───── RECORDS TO USE ─────

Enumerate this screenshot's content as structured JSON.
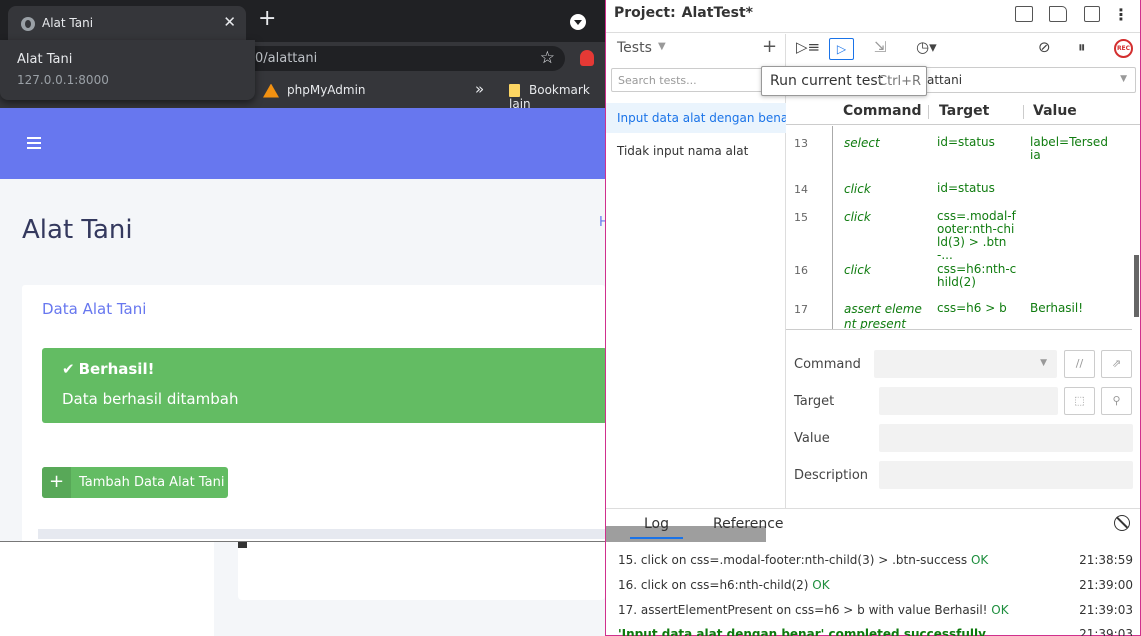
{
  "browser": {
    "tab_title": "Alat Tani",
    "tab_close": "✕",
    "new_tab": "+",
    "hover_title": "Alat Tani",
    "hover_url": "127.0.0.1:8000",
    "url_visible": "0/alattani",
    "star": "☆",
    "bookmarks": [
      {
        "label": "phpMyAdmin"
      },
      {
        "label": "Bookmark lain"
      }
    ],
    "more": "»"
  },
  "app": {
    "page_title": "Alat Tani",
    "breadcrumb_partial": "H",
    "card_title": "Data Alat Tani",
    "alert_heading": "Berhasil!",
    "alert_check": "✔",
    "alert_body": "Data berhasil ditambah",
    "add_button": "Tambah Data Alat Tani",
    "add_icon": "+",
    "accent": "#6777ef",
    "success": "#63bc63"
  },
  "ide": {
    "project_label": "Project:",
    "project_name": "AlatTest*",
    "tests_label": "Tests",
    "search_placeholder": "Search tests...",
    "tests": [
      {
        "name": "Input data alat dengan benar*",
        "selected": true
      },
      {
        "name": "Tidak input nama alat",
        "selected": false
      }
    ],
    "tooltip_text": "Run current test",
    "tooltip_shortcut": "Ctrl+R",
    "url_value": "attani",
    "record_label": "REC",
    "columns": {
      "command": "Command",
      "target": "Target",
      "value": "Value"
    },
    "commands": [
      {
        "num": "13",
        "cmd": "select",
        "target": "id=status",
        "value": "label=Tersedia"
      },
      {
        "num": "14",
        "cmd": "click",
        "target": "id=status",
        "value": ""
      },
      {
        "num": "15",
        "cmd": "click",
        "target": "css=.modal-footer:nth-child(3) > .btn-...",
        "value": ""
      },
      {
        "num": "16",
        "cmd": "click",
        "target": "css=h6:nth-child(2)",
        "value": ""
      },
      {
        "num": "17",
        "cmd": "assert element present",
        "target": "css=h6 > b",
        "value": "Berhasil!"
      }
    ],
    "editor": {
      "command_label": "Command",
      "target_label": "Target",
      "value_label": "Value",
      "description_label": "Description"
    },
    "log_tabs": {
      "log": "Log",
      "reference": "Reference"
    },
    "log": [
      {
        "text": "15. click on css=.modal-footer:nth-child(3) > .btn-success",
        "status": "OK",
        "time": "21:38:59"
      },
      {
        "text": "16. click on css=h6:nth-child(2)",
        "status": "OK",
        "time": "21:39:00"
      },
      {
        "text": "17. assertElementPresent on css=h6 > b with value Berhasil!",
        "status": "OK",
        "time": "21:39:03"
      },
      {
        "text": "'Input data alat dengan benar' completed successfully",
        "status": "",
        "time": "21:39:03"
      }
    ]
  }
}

─────
───── RECORDS TO USE ─────

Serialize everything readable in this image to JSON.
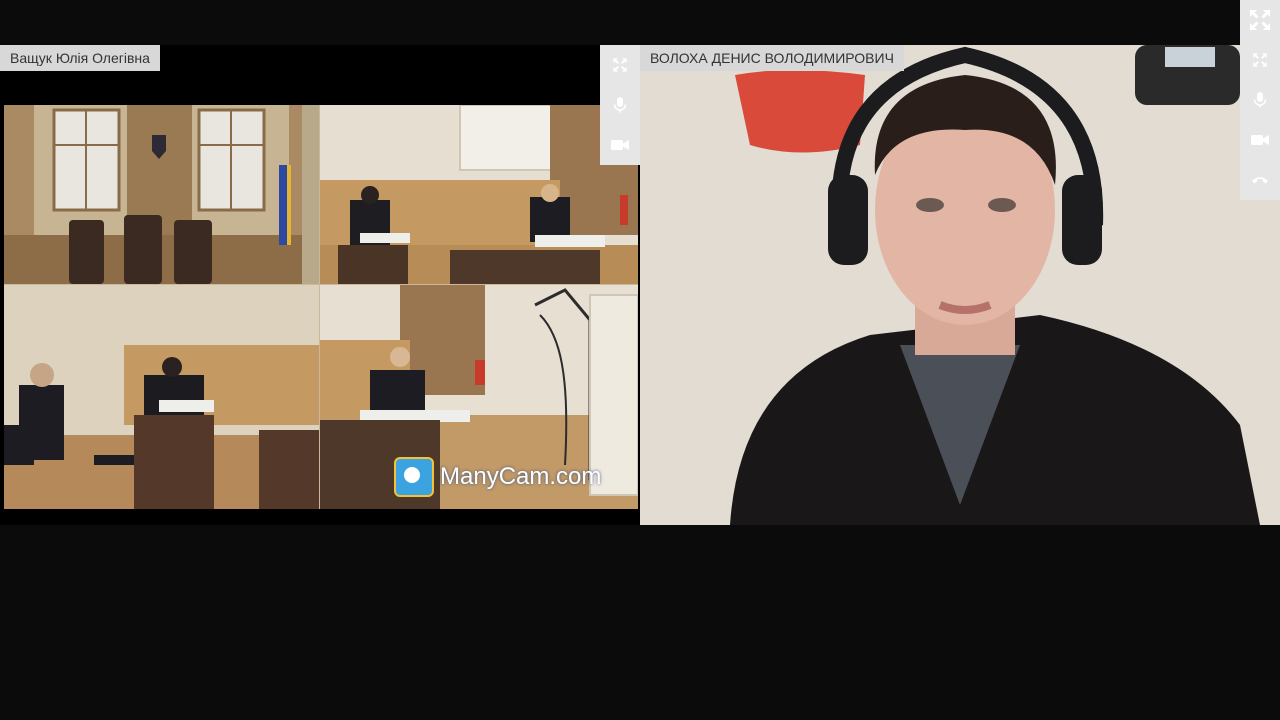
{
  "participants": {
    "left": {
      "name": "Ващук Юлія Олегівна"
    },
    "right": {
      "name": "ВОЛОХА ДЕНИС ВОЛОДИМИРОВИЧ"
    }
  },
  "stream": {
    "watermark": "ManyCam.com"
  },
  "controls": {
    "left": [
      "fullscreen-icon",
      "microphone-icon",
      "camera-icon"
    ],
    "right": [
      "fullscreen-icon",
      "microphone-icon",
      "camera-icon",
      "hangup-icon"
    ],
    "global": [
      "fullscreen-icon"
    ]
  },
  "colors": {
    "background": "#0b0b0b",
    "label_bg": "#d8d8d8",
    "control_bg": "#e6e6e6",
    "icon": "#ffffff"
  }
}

─────

▸ EXERCISE PROMPT
From the data, list each line in which the string "footer" appears.

▸ ANSWER TO THE EXERCISE
        "target": "css=.modal-footer:nth-child(3) > .btn-...",
        "text": "15. click on css=.modal-footer:nth-child(3) > .btn-success",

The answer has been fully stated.